▸ **EXERCISE PROMPT**:
The entries are to be returned exactly, with images left out.
++++ RECORD EXTRACTS
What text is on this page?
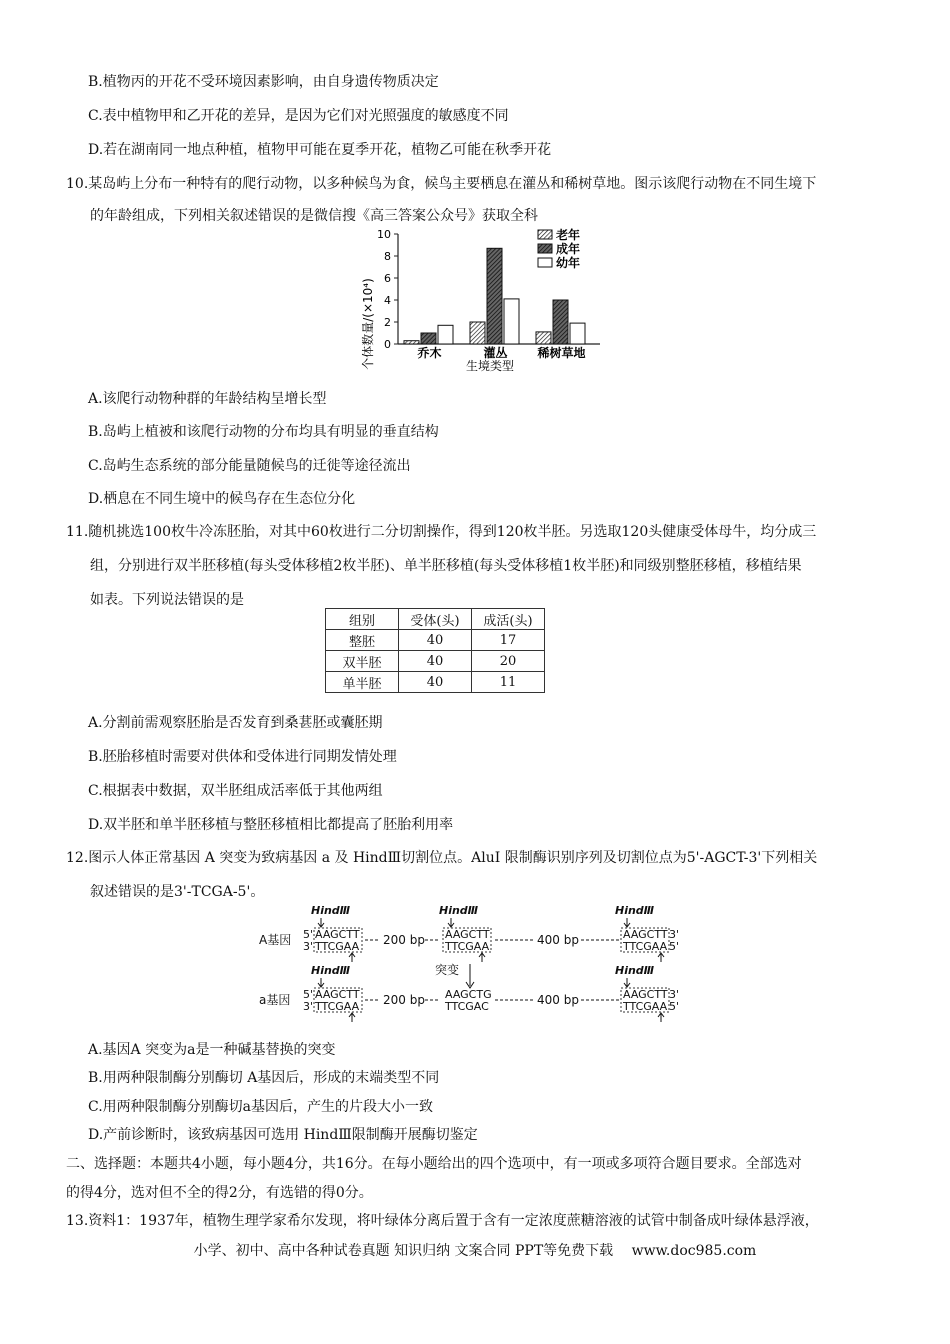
B.植物丙的开花不受环境因素影响，由自身遗传物质决定
C.表中植物甲和乙开花的差异，是因为它们对光照强度的敏感度不同
D.若在湖南同一地点种植，植物甲可能在夏季开花，植物乙可能在秋季开花
10.某岛屿上分布一种特有的爬行动物，以多种候鸟为食，候鸟主要栖息在灌丛和稀树草地。图示该爬行动物在不同生境下
的年龄组成，下列相关叙述错误的是微信搜《高三答案公众号》获取全科
个体数量/(×10⁴) 0
2
4
6
8
10
乔木	灌丛 稀树草地
生境类型
老年
成年
幼年
A.该爬行动物种群的年龄结构呈增长型
B.岛屿上植被和该爬行动物的分布均具有明显的垂直结构
C.岛屿生态系统的部分能量随候鸟的迁徙等途径流出
D.栖息在不同生境中的候鸟存在生态位分化
11.随机挑选100枚牛冷冻胚胎，对其中60枚进行二分切割操作，得到120枚半胚。另选取120头健康受体母牛，均分成三
组，分别进行双半胚移植(每头受体移植2枚半胚)、单半胚移植(每头受体移植1枚半胚)和同级别整胚移植，移植结果
如表。下列说法错误的是
组别	受体(头)	成活(头)
整胚	40	17
双半胚	40	20
单半胚	40	11
A.分割前需观察胚胎是否发育到桑葚胚或囊胚期
B.胚胎移植时需要对供体和受体进行同期发情处理
C.根据表中数据，双半胚组成活率低于其他两组
D.双半胚和单半胚移植与整胚移植相比都提高了胚胎利用率
12.图示人体正常基因 A 突变为致病基因 a 及 HindⅢ切割位点。AluⅠ 限制酶识别序列及切割位点为5'-AGCT-3'下列相关
叙述错误的是3'-TCGA-5'。
A基因
HindⅢ
5' AAGCTT
3' TTCGAA 200 bp
HindⅢ
AAGCTT
TTCGAA	400 bp
HindⅢ
AAGCTT
TTCGAA
3'
5'
a基因
HindⅢ
5' AAGCTT
3' TTCGAA 200 bp
突变
AAGCTG
TTCGAC	400 bp
HindⅢ
AAGCTT
TTCGAA
3'
5'
A.基因A 突变为a是一种碱基替换的突变
B.用两种限制酶分别酶切 A基因后，形成的末端类型不同
C.用两种限制酶分别酶切a基因后，产生的片段大小一致
D.产前诊断时，该致病基因可选用 HindⅢ限制酶开展酶切鉴定
二、选择题：本题共4小题，每小题4分，共16分。在每小题给出的四个选项中，有一项或多项符合题目要求。全部选对
的得4分，选对但不全的得2分，有选错的得0分。
13.资料1：1937年，植物生理学家希尔发现，将叶绿体分离后置于含有一定浓度蔗糖溶液的试管中制备成叶绿体悬浮液，
小学、初中、高中各种试卷真题 知识归纳 文案合同 PPT等免费下载　 www.doc985.com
++++++++
▸ **RESULT OF THE EXERCISE**:
What text is on this page?
B.植物丙的开花不受环境因素影响，由自身遗传物质决定
C.表中植物甲和乙开花的差异，是因为它们对光照强度的敏感度不同
D.若在湖南同一地点种植，植物甲可能在夏季开花，植物乙可能在秋季开花
10.某岛屿上分布一种特有的爬行动物，以多种候鸟为食，候鸟主要栖息在灌丛和稀树草地。图示该爬行动物在不同生境下
的年龄组成，下列相关叙述错误的是微信搜《高三答案公众号》获取全科
个体数量/(×10⁴) 0
2
4
6
8
10
乔木	灌丛 稀树草地
生境类型
老年
成年
幼年
A.该爬行动物种群的年龄结构呈增长型
B.岛屿上植被和该爬行动物的分布均具有明显的垂直结构
C.岛屿生态系统的部分能量随候鸟的迁徙等途径流出
D.栖息在不同生境中的候鸟存在生态位分化
11.随机挑选100枚牛冷冻胚胎，对其中60枚进行二分切割操作，得到120枚半胚。另选取120头健康受体母牛，均分成三
组，分别进行双半胚移植(每头受体移植2枚半胚)、单半胚移植(每头受体移植1枚半胚)和同级别整胚移植，移植结果
如表。下列说法错误的是
组别	受体(头)	成活(头)
整胚	40	17
双半胚	40	20
单半胚	40	11
A.分割前需观察胚胎是否发育到桑葚胚或囊胚期
B.胚胎移植时需要对供体和受体进行同期发情处理
C.根据表中数据，双半胚组成活率低于其他两组
D.双半胚和单半胚移植与整胚移植相比都提高了胚胎利用率
12.图示人体正常基因 A 突变为致病基因 a 及 HindⅢ切割位点。AluⅠ 限制酶识别序列及切割位点为5'-AGCT-3'下列相关
叙述错误的是3'-TCGA-5'。
A基因
HindⅢ
5' AAGCTT
3' TTCGAA 200 bp
HindⅢ
AAGCTT
TTCGAA	400 bp
HindⅢ
AAGCTT
TTCGAA
3'
5'
a基因
HindⅢ
5' AAGCTT
3' TTCGAA 200 bp
突变
AAGCTG
TTCGAC	400 bp
HindⅢ
AAGCTT
TTCGAA
3'
5'
A.基因A 突变为a是一种碱基替换的突变
B.用两种限制酶分别酶切 A基因后，形成的末端类型不同
C.用两种限制酶分别酶切a基因后，产生的片段大小一致
D.产前诊断时，该致病基因可选用 HindⅢ限制酶开展酶切鉴定
二、选择题：本题共4小题，每小题4分，共16分。在每小题给出的四个选项中，有一项或多项符合题目要求。全部选对
的得4分，选对但不全的得2分，有选错的得0分。
13.资料1：1937年，植物生理学家希尔发现，将叶绿体分离后置于含有一定浓度蔗糖溶液的试管中制备成叶绿体悬浮液，
小学、初中、高中各种试卷真题 知识归纳 文案合同 PPT等免费下载　 www.doc985.com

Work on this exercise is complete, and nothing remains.